Stated goal: Wherever a line below holds the word "مطففین", copy that line.
*** Working data ***
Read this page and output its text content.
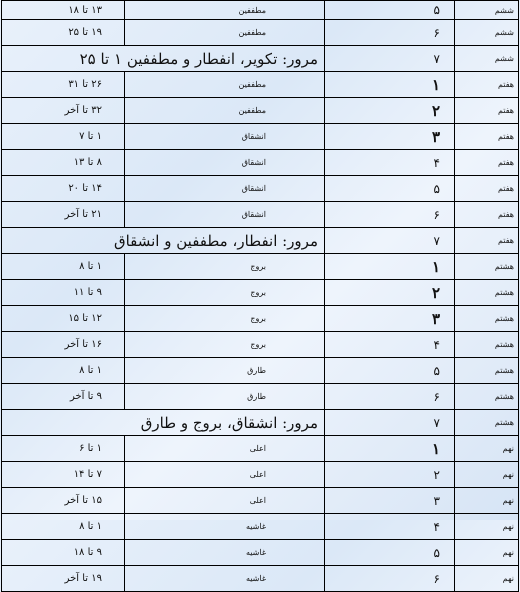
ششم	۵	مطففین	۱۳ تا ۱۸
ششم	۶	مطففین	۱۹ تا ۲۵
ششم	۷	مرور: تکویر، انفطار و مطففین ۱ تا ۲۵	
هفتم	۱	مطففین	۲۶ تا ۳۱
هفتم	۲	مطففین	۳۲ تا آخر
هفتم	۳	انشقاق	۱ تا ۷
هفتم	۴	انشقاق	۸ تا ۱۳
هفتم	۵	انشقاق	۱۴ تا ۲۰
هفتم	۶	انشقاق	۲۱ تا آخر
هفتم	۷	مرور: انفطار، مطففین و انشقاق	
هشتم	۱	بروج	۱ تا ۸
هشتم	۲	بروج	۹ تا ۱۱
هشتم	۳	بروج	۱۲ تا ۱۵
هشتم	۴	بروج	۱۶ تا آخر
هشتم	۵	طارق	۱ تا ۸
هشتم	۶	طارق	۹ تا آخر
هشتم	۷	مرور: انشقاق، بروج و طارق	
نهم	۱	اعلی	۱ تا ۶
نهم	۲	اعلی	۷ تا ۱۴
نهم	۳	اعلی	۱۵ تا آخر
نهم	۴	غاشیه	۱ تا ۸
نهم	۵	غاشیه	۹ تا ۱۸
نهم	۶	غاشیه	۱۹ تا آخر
***
*** Working data ***
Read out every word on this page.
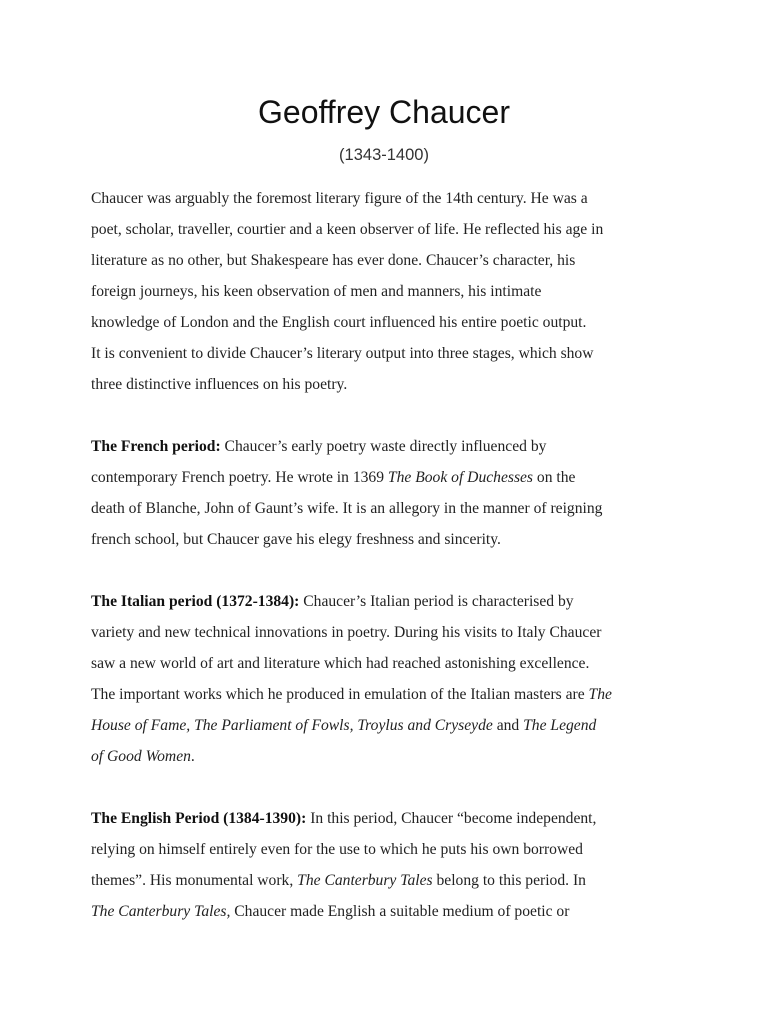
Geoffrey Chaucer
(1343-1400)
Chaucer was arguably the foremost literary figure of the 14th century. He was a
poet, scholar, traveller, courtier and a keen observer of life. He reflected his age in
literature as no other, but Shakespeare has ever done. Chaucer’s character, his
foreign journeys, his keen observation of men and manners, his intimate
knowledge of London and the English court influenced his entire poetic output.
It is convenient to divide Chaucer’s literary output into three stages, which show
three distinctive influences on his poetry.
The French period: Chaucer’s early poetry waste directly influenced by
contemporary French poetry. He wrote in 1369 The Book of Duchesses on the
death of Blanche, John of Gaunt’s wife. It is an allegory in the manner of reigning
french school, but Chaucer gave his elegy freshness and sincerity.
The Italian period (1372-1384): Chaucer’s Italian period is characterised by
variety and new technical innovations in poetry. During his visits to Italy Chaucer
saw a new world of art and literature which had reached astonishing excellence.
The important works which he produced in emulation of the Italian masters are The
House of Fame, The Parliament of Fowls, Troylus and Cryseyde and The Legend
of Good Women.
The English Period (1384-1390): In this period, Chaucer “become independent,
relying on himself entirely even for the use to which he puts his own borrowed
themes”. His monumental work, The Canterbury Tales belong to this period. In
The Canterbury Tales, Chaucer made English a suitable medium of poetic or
***
Output for this task:
ششم	۵	مطففین	۱۳ تا ۱۸
ششم	۶	مطففین	۱۹ تا ۲۵
ششم	۷	مرور: تکویر، انفطار و مطففین ۱ تا ۲۵	
هفتم	۱	مطففین	۲۶ تا ۳۱
هفتم	۲	مطففین	۳۲ تا آخر
هفتم	۷	مرور: انفطار، مطففین و انشقاق	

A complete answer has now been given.